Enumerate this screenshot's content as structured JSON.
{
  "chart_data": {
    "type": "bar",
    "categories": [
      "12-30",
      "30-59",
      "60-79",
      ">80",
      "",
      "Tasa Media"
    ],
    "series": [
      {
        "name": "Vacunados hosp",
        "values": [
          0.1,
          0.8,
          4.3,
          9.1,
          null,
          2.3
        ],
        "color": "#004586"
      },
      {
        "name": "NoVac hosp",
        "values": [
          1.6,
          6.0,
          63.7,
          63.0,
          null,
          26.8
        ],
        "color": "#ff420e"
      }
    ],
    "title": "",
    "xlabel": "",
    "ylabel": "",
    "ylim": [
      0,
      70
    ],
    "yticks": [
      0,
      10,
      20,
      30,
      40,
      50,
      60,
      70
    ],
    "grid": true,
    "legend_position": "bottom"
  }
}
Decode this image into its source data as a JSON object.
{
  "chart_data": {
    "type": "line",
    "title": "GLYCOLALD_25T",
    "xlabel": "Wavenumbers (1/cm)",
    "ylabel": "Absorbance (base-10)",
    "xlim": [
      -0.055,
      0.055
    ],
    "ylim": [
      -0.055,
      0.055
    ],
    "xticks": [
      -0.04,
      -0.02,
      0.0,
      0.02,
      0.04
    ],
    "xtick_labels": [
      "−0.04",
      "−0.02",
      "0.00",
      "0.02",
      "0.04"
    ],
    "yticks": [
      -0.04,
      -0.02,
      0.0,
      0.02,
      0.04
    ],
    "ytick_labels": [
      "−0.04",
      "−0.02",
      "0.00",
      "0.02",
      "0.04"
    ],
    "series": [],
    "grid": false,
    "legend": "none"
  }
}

═══

= WHAT IS ASKED =
Write out each line of the data above again, exactly as given.

= ANSWER TO THIS TASK =
Enumerate this screenshot's content as structured JSON.
{
  "chart_data": {
    "type": "bar",
    "categories": [
      "12-30",
      "30-59",
      "60-79",
      ">80",
      "",
      "Tasa Media"
    ],
    "series": [
      {
        "name": "Vacunados hosp",
        "values": [
          0.1,
          0.8,
          4.3,
          9.1,
          null,
          2.3
        ],
        "color": "#004586"
      },
      {
        "name": "NoVac hosp",
        "values": [
          1.6,
          6.0,
          63.7,
          63.0,
          null,
          26.8
        ],
        "color": "#ff420e"
      }
    ],
    "title": "",
    "xlabel": "",
    "ylabel": "",
    "ylim": [
      0,
      70
    ],
    "yticks": [
      0,
      10,
      20,
      30,
      40,
      50,
      60,
      70
    ],
    "grid": true,
    "legend_position": "bottom"
  }
}
Decode this image into its source data as a JSON object.
{
  "chart_data": {
    "type": "line",
    "title": "GLYCOLALD_25T",
    "xlabel": "Wavenumbers (1/cm)",
    "ylabel": "Absorbance (base-10)",
    "xlim": [
      -0.055,
      0.055
    ],
    "ylim": [
      -0.055,
      0.055
    ],
    "xticks": [
      -0.04,
      -0.02,
      0.0,
      0.02,
      0.04
    ],
    "xtick_labels": [
      "−0.04",
      "−0.02",
      "0.00",
      "0.02",
      "0.04"
    ],
    "yticks": [
      -0.04,
      -0.02,
      0.0,
      0.02,
      0.04
    ],
    "ytick_labels": [
      "−0.04",
      "−0.02",
      "0.00",
      "0.02",
      "0.04"
    ],
    "series": [],
    "grid": false,
    "legend": "none"
  }
}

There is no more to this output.